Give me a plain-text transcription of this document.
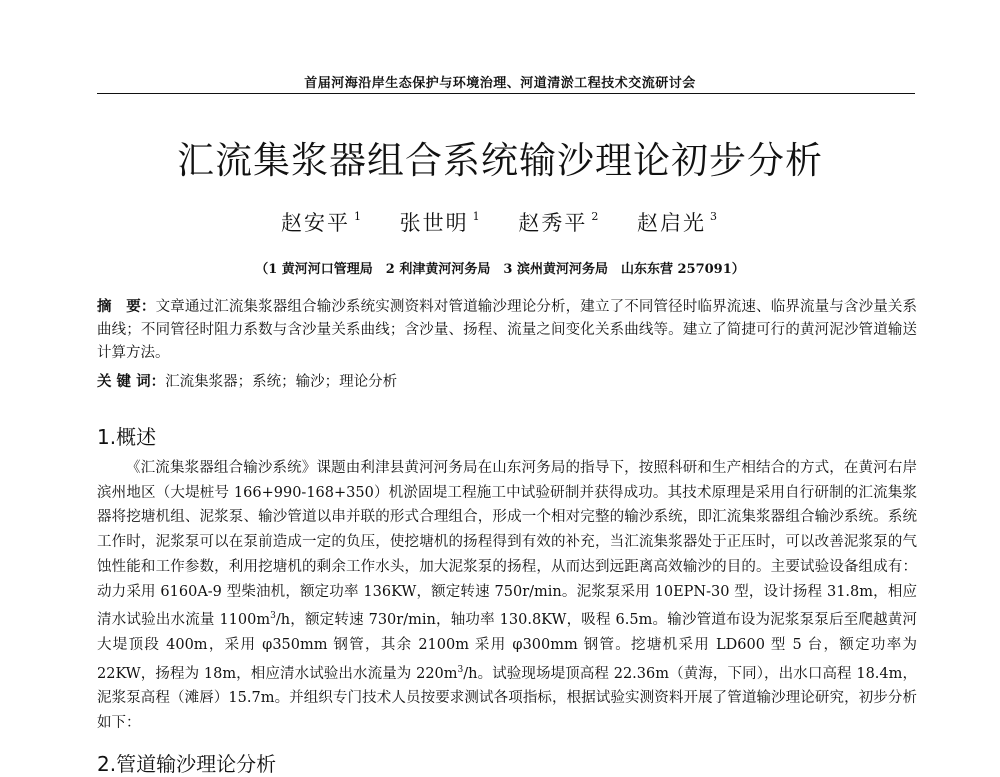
首届河海沿岸生态保护与环境治理、河道清淤工程技术交流研讨会
汇流集浆器组合系统输沙理论初步分析
赵安平 $^1$ 张世明 $^1$ 赵秀平 $^2$ 赵启光 $^3$
（1 黄河河口管理局　2 利津黄河河务局　3 滨州黄河河务局　山东东营 257091）
摘　要：文章通过汇流集浆器组合输沙系统实测资料对管道输沙理论分析，建立了不同管径时临界流速、临界流量与含沙量关系曲线；不同管径时阻力系数与含沙量关系曲线；含沙量、扬程、流量之间变化关系曲线等。建立了简捷可行的黄河泥沙管道输送计算方法。
关 键 词：汇流集浆器；系统；输沙；理论分析
1.概述
《汇流集浆器组合输沙系统》课题由利津县黄河河务局在山东河务局的指导下，按照科研和生产相结合的方式，在黄河右岸滨州地区（大堤桩号 166+990-168+350）机淤固堤工程施工中试验研制并获得成功。其技术原理是采用自行研制的汇流集浆器将挖塘机组、泥浆泵、输沙管道以串并联的形式合理组合，形成一个相对完整的输沙系统，即汇流集浆器组合输沙系统。系统工作时，泥浆泵可以在泵前造成一定的负压，使挖塘机的扬程得到有效的补充，当汇流集浆器处于正压时，可以改善泥浆泵的气蚀性能和工作参数，利用挖塘机的剩余工作水头，加大泥浆泵的扬程，从而达到远距离高效输沙的目的。主要试验设备组成有：动力采用 6160A-9 型柴油机，额定功率 136KW，额定转速 750r/min。泥浆泵采用 10EPN-30 型，设计扬程 31.8m，相应清水试验出水流量 $1100m^3/h$，额定转速 730r/min，轴功率 130.8KW，吸程 6.5m。输沙管道布设为泥浆泵泵后至爬越黄河大堤顶段 400m，采用 φ350mm 钢管，其余 2100m 采用 φ300mm 钢管。挖塘机采用 LD600 型 5 台，额定功率为 22KW，扬程为 18m，相应清水试验出水流量为 $220m^3/h$。试验现场堤顶高程 22.36m（黄海，下同），出水口高程 18.4m，泥浆泵高程（滩唇）15.7m。并组织专门技术人员按要求测试各项指标，根据试验实测资料开展了管道输沙理论研究，初步分析如下：
2.管道输沙理论分析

----------

* [EXERCISE DIRECTIONS] Working from the material above, transcribe it exactly while omitting pictures.

* [CORRECT RESPONSE]
Give me a plain-text transcription of this document.
首届河海沿岸生态保护与环境治理、河道清淤工程技术交流研讨会
汇流集浆器组合系统输沙理论初步分析
赵安平 $^1$ 张世明 $^1$ 赵秀平 $^2$ 赵启光 $^3$
（1 黄河河口管理局　2 利津黄河河务局　3 滨州黄河河务局　山东东营 257091）
摘　要：文章通过汇流集浆器组合输沙系统实测资料对管道输沙理论分析，建立了不同管径时临界流速、临界流量与含沙量关系曲线；不同管径时阻力系数与含沙量关系曲线；含沙量、扬程、流量之间变化关系曲线等。建立了简捷可行的黄河泥沙管道输送计算方法。
关 键 词：汇流集浆器；系统；输沙；理论分析
1.概述
《汇流集浆器组合输沙系统》课题由利津县黄河河务局在山东河务局的指导下，按照科研和生产相结合的方式，在黄河右岸滨州地区（大堤桩号 166+990-168+350）机淤固堤工程施工中试验研制并获得成功。其技术原理是采用自行研制的汇流集浆器将挖塘机组、泥浆泵、输沙管道以串并联的形式合理组合，形成一个相对完整的输沙系统，即汇流集浆器组合输沙系统。系统工作时，泥浆泵可以在泵前造成一定的负压，使挖塘机的扬程得到有效的补充，当汇流集浆器处于正压时，可以改善泥浆泵的气蚀性能和工作参数，利用挖塘机的剩余工作水头，加大泥浆泵的扬程，从而达到远距离高效输沙的目的。主要试验设备组成有：动力采用 6160A-9 型柴油机，额定功率 136KW，额定转速 750r/min。泥浆泵采用 10EPN-30 型，设计扬程 31.8m，相应清水试验出水流量 $1100m^3/h$，额定转速 730r/min，轴功率 130.8KW，吸程 6.5m。输沙管道布设为泥浆泵泵后至爬越黄河大堤顶段 400m，采用 φ350mm 钢管，其余 2100m 采用 φ300mm 钢管。挖塘机采用 LD600 型 5 台，额定功率为 22KW，扬程为 18m，相应清水试验出水流量为 $220m^3/h$。试验现场堤顶高程 22.36m（黄海，下同），出水口高程 18.4m，泥浆泵高程（滩唇）15.7m。并组织专门技术人员按要求测试各项指标，根据试验实测资料开展了管道输沙理论研究，初步分析如下：
2.管道输沙理论分析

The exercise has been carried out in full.